- _Data rows_:
—————
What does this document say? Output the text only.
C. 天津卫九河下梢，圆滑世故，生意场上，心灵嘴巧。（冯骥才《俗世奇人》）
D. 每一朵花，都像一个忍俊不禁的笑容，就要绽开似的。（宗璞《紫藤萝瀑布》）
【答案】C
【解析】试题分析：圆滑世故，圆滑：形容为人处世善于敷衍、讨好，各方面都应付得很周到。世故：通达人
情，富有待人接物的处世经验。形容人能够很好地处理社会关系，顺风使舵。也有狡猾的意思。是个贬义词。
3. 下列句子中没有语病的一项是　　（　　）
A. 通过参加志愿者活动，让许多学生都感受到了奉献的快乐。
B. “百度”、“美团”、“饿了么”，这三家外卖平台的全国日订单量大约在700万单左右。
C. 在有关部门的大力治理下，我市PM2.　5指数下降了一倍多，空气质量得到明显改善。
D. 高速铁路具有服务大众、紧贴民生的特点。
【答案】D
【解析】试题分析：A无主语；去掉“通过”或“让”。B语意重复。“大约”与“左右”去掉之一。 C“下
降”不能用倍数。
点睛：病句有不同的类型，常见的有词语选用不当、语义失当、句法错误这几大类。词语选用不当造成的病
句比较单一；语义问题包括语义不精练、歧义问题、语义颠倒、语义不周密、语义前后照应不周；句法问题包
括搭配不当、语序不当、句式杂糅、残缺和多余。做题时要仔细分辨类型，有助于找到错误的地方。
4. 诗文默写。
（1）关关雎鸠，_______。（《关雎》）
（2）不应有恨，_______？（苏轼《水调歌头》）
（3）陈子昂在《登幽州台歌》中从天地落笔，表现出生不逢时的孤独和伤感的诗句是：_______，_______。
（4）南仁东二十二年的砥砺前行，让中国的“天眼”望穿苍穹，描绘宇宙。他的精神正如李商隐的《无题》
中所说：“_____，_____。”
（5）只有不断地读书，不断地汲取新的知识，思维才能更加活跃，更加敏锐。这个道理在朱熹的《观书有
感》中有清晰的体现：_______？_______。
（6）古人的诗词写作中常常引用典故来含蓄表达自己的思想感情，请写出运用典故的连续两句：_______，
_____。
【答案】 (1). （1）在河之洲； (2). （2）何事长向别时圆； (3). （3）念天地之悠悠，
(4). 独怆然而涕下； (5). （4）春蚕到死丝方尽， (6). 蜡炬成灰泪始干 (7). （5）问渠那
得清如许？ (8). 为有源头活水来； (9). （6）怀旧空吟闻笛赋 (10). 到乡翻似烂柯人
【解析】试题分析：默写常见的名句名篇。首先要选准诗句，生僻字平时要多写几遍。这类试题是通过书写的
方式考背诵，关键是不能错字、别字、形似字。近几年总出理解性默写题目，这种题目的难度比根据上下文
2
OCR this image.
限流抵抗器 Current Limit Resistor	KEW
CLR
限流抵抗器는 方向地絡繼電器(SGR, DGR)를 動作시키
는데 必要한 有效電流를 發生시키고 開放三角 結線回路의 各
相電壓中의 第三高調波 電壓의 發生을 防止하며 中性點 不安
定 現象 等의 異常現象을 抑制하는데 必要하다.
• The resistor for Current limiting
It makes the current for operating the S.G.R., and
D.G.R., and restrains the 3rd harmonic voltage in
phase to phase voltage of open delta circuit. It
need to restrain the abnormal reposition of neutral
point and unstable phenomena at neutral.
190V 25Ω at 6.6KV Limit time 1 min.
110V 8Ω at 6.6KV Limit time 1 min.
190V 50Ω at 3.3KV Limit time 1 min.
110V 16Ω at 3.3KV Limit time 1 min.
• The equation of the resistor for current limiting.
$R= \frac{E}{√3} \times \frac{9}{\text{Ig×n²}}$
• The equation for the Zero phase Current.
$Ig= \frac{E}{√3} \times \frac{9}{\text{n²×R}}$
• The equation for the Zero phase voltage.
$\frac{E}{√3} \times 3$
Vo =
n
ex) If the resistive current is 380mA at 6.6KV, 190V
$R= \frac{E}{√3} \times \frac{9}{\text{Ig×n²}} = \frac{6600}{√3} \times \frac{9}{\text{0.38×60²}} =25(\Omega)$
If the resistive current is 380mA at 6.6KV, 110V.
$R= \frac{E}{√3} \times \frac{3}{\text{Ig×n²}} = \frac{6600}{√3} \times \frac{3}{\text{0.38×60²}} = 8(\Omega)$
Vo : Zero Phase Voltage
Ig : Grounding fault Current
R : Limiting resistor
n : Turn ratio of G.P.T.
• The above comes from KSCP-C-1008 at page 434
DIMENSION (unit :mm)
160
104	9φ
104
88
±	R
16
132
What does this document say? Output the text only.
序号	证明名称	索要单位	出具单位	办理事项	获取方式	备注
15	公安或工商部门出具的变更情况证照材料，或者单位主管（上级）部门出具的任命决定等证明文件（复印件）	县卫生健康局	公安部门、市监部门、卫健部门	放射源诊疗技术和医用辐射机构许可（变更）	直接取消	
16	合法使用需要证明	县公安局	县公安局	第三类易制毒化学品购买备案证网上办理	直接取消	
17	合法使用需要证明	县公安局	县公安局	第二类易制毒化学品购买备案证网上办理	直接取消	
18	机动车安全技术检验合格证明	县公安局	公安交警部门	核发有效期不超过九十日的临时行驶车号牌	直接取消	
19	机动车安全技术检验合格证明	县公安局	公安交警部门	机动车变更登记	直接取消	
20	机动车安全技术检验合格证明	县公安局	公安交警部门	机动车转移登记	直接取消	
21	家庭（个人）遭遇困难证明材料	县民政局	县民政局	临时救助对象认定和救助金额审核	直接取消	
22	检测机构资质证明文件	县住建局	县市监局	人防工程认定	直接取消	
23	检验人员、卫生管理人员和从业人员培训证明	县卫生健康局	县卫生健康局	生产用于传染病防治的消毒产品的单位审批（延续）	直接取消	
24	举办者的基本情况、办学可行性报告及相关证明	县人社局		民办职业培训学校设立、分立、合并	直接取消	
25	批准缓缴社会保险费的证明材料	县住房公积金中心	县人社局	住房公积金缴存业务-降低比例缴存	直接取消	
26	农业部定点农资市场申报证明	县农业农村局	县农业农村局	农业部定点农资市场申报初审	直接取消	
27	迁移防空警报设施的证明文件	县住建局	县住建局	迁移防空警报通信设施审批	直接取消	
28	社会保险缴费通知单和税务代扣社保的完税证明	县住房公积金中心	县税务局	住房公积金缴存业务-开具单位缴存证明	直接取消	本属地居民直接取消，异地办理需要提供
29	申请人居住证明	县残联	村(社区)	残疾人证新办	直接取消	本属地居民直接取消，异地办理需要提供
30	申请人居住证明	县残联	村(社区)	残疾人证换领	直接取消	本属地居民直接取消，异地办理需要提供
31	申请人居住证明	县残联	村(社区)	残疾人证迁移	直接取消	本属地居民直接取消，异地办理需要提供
—————
Which lines hold the word "Omega"? Copy every one of them.

- _Finished answer_:
$R= \frac{E}{√3} \times \frac{9}{\text{Ig×n²}} = \frac{6600}{√3} \times \frac{9}{\text{0.38×60²}} =25(\Omega)$
$R= \frac{E}{√3} \times \frac{3}{\text{Ig×n²}} = \frac{6600}{√3} \times \frac{3}{\text{0.38×60²}} = 8(\Omega)$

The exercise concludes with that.